◆ WHAT YOU HAVE TO DO ◆
Locate every line that holds the string "Nguyên" and copy it.

◆ PROVIDED RECORDS ◆
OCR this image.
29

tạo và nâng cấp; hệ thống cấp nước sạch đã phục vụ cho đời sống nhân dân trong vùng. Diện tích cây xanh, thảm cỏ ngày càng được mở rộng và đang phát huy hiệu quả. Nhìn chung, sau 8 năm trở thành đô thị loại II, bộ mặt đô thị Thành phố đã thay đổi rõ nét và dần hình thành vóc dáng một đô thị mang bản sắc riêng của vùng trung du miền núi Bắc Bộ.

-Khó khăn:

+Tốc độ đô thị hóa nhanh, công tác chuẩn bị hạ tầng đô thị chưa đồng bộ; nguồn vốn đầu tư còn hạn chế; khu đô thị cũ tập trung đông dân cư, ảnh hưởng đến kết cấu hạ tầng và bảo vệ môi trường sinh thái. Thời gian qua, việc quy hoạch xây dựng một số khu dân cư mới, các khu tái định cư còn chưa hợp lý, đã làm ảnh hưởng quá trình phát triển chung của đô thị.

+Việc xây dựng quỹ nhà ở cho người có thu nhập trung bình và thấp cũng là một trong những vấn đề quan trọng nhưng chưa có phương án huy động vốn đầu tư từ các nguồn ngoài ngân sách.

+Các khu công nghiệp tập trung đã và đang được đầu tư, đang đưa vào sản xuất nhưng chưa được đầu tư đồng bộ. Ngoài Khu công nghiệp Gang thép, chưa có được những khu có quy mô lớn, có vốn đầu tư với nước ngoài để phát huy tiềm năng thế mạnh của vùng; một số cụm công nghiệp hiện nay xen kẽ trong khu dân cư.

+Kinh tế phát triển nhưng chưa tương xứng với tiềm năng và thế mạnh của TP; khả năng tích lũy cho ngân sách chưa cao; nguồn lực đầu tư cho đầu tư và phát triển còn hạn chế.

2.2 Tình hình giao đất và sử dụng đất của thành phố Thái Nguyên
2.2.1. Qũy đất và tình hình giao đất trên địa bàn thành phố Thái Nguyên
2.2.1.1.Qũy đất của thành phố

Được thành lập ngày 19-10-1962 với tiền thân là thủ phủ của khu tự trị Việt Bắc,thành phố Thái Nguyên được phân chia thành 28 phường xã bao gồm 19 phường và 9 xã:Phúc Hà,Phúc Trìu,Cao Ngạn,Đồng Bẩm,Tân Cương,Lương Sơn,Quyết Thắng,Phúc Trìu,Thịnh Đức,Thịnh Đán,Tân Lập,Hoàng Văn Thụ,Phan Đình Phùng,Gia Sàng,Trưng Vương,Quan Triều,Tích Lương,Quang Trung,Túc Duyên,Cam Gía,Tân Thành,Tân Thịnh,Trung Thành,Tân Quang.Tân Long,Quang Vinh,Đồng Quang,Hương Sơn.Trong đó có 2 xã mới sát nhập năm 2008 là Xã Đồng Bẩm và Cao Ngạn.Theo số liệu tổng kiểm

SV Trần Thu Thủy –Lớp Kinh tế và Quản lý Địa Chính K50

◆ RESULT OF THIS EXERCISE ◆
2.2 Tình hình giao đất và sử dụng đất của thành phố Thái Nguyên
2.2.1. Qũy đất và tình hình giao đất trên địa bàn thành phố Thái Nguyên
Được thành lập ngày 19-10-1962 với tiền thân là thủ phủ của khu tự trị Việt Bắc,thành phố Thái Nguyên được phân chia thành 28 phường xã bao gồm 19 phường và 9 xã:Phúc Hà,Phúc Trìu,Cao Ngạn,Đồng Bẩm,Tân Cương,Lương Sơn,Quyết Thắng,Phúc Trìu,Thịnh Đức,Thịnh Đán,Tân Lập,Hoàng Văn Thụ,Phan Đình Phùng,Gia Sàng,Trưng Vương,Quan Triều,Tích Lương,Quang Trung,Túc Duyên,Cam Gía,Tân Thành,Tân Thịnh,Trung Thành,Tân Quang.Tân Long,Quang Vinh,Đồng Quang,Hương Sơn.Trong đó có 2 xã mới sát nhập năm 2008 là Xã Đồng Bẩm và Cao Ngạn.Theo số liệu tổng kiểm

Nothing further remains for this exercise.